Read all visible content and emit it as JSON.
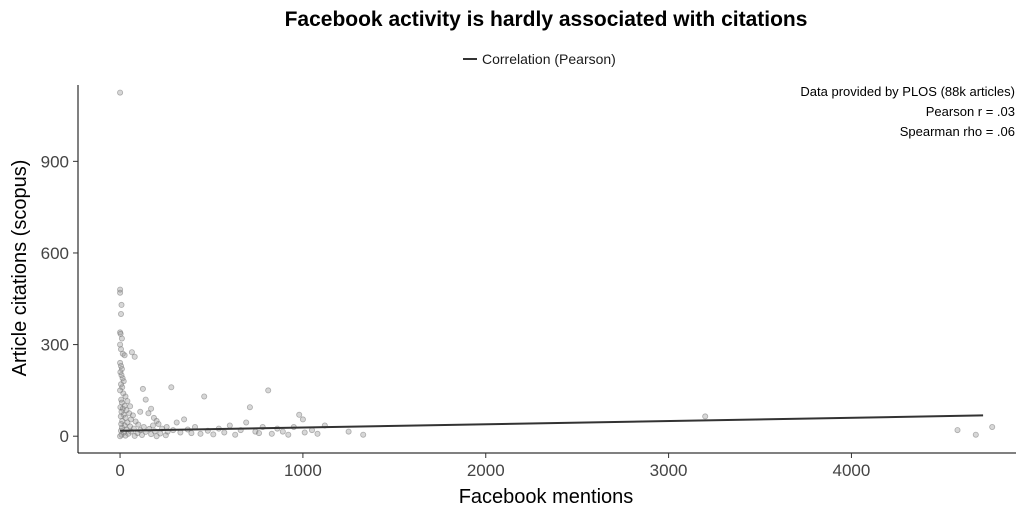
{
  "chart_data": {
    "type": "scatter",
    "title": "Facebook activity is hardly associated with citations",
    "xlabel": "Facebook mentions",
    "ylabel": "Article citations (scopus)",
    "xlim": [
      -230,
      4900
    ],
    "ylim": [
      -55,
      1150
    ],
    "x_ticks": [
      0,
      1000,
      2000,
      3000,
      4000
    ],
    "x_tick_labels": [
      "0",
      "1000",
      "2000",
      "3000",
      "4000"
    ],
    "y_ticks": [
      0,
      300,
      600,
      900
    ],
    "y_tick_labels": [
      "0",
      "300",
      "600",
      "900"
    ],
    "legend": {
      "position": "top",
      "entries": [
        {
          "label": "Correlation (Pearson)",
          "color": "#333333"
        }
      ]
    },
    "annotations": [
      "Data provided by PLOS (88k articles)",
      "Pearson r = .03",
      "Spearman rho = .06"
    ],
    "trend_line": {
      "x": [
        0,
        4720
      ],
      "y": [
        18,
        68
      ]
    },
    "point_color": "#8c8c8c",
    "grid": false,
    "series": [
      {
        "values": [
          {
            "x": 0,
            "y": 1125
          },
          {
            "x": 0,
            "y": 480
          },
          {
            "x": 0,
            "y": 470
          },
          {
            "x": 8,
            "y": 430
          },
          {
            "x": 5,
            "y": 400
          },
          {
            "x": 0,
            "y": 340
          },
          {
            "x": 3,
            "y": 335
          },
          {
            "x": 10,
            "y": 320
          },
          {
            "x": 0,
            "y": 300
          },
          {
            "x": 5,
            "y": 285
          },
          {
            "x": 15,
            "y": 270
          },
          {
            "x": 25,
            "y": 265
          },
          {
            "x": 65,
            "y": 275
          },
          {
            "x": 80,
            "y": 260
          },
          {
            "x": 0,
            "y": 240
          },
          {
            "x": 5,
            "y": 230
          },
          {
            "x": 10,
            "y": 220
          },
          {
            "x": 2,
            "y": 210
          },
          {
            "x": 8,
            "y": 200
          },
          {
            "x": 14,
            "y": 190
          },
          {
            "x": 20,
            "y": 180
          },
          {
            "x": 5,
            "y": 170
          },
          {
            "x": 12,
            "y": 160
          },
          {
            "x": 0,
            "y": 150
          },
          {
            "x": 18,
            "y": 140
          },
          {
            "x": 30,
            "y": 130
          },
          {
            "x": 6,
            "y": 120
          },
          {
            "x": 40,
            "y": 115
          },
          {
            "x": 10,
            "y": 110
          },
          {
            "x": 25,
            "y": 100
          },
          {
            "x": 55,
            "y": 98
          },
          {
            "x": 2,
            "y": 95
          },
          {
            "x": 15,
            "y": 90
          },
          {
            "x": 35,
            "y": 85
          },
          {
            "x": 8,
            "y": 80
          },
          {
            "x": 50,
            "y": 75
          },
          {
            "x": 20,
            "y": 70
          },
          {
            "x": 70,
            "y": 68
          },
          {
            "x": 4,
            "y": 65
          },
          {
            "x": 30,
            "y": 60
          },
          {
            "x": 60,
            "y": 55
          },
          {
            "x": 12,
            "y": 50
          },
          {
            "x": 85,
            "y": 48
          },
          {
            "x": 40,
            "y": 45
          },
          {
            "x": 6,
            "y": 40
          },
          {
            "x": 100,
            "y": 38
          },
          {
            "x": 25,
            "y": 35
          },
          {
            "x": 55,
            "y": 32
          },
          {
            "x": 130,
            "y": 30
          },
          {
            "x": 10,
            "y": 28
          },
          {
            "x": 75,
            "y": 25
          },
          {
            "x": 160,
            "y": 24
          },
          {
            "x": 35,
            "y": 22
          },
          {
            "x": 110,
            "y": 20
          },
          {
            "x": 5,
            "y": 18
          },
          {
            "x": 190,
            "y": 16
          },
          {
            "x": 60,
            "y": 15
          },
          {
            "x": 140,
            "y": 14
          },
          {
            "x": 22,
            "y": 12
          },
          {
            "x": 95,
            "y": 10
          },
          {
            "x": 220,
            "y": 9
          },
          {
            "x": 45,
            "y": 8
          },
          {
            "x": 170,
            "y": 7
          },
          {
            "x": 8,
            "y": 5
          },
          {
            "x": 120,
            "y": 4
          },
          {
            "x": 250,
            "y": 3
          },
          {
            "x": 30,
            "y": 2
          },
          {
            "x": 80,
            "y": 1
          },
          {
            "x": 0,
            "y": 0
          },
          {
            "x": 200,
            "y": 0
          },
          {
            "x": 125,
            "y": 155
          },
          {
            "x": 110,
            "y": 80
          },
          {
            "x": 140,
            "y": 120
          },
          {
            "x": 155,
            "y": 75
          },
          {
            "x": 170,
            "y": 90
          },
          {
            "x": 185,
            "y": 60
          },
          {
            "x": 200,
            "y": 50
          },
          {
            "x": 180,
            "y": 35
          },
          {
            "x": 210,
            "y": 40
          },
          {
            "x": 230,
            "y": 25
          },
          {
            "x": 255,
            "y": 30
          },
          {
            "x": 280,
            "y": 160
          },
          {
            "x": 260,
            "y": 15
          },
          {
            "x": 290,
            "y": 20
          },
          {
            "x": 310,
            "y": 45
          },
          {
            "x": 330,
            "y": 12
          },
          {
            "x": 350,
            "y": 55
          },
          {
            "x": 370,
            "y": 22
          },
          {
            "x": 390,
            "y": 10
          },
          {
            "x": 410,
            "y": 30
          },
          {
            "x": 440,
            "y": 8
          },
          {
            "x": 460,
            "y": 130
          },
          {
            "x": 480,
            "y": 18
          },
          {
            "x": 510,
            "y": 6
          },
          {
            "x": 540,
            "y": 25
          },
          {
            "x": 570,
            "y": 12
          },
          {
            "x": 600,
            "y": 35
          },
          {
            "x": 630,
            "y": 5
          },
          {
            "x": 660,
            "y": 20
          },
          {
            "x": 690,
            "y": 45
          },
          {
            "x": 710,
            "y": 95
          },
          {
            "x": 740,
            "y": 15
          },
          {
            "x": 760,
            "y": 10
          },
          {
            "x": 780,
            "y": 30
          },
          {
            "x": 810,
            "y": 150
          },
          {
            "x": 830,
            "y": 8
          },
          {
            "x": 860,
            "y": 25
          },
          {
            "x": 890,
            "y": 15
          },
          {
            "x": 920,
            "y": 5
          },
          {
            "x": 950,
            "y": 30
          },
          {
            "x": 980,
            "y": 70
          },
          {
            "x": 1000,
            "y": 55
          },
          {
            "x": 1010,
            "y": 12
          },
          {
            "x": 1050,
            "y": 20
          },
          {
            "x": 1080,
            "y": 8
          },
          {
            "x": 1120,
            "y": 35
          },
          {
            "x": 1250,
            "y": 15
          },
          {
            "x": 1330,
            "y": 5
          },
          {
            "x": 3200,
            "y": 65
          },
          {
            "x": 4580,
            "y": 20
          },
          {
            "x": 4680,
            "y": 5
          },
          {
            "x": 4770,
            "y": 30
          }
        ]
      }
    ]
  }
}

· · · ·

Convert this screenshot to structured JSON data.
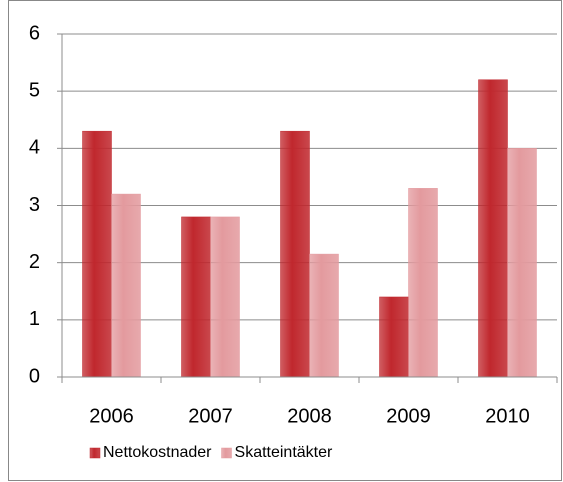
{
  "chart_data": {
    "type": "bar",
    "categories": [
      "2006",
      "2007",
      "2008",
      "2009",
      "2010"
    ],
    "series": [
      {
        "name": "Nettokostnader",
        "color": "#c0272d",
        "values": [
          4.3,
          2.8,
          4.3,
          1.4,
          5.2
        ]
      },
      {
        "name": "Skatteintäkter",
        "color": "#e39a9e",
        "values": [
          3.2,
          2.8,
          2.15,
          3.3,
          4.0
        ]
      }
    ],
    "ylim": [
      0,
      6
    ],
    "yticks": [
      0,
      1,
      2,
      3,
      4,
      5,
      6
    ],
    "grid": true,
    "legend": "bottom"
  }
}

· · · ·

> Set problem
Gather all the lines that include the word "citations" and copy them out.

> Written reply
    "title": "Facebook activity is hardly associated with citations",
    "ylabel": "Article citations (scopus)",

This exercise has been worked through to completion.